● To be done
Count every line that includes the string "档案目录套打工具" in the entries that follow. Nothing besides the number is needed.

● Data lines
# # #
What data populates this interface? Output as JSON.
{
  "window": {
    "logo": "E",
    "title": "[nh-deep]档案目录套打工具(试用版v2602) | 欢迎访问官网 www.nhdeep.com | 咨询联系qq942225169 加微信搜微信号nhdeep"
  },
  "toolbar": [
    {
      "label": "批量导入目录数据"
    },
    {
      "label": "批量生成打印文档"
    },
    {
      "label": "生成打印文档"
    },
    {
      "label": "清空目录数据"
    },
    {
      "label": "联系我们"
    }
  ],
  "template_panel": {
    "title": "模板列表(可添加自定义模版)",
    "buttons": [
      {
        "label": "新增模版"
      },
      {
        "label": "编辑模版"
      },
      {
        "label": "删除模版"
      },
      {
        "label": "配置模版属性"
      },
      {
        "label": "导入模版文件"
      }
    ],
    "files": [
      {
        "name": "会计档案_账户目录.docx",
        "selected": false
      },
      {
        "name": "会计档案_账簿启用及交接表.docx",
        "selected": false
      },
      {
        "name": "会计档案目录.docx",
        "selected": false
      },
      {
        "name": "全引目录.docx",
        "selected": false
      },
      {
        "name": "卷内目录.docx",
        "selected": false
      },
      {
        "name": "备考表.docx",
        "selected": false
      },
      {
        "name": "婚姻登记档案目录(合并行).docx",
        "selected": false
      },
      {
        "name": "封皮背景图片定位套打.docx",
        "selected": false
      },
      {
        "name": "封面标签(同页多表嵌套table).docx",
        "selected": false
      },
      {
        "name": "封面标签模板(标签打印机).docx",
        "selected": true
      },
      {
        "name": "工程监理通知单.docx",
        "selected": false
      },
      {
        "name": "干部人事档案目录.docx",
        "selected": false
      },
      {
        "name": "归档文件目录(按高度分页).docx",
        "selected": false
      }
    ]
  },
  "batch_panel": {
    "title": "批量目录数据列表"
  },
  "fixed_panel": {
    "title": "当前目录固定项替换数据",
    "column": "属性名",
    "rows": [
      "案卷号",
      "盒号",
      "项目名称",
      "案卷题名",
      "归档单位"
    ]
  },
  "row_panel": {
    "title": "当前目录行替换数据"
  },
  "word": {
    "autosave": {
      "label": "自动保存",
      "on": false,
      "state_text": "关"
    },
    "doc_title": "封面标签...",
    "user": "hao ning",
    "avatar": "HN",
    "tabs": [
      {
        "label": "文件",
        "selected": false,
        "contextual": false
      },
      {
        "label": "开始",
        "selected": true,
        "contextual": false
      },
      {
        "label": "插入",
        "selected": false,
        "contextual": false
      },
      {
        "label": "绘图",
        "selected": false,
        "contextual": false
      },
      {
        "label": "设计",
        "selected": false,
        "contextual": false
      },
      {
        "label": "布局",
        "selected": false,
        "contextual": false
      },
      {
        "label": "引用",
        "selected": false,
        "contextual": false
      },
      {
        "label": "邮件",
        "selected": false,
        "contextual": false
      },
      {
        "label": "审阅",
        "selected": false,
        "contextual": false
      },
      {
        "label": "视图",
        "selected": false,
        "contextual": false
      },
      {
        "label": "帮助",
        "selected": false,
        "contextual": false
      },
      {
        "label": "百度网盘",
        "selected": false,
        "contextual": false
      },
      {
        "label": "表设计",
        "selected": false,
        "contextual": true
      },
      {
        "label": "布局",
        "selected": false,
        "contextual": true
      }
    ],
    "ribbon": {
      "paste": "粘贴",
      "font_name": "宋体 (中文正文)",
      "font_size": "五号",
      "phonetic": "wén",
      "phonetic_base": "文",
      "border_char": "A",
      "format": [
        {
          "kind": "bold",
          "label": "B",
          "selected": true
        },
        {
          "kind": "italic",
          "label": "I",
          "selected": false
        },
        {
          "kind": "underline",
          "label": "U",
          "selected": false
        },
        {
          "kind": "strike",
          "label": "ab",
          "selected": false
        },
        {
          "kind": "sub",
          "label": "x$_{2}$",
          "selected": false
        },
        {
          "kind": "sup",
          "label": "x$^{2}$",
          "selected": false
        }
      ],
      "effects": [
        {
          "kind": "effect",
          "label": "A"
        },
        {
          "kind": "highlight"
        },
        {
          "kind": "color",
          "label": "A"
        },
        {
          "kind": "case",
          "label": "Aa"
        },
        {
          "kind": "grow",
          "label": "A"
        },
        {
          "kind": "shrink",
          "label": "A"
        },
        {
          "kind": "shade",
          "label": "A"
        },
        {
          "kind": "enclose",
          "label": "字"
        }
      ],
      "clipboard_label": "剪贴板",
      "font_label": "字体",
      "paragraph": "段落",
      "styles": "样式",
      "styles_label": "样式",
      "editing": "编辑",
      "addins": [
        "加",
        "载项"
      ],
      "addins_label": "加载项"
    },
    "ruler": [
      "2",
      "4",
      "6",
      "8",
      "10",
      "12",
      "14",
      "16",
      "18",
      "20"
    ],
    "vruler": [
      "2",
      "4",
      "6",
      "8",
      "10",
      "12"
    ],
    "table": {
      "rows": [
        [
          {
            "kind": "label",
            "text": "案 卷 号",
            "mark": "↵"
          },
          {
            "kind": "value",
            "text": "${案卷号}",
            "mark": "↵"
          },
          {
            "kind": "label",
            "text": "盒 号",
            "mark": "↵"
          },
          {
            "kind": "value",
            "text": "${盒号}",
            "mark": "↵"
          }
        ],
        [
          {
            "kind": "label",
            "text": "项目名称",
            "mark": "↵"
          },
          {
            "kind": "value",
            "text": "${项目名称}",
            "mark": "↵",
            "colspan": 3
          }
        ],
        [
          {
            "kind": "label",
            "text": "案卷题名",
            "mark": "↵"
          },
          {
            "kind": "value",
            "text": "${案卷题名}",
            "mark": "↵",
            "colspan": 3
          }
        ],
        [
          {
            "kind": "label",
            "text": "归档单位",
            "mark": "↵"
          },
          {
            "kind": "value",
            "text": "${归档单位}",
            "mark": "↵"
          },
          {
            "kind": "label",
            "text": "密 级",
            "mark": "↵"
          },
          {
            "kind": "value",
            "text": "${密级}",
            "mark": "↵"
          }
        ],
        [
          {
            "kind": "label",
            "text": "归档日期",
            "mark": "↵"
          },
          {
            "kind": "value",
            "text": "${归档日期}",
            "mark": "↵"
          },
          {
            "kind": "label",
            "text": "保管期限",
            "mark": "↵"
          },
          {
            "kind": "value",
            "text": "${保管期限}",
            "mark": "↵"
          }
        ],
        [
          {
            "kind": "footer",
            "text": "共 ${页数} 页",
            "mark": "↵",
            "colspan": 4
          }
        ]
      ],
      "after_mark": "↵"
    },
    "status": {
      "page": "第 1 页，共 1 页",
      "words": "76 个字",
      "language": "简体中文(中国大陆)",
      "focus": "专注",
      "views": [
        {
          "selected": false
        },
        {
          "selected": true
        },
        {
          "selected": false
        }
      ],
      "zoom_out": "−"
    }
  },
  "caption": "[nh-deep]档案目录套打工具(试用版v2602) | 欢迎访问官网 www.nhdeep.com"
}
# # #
● Response to this task
2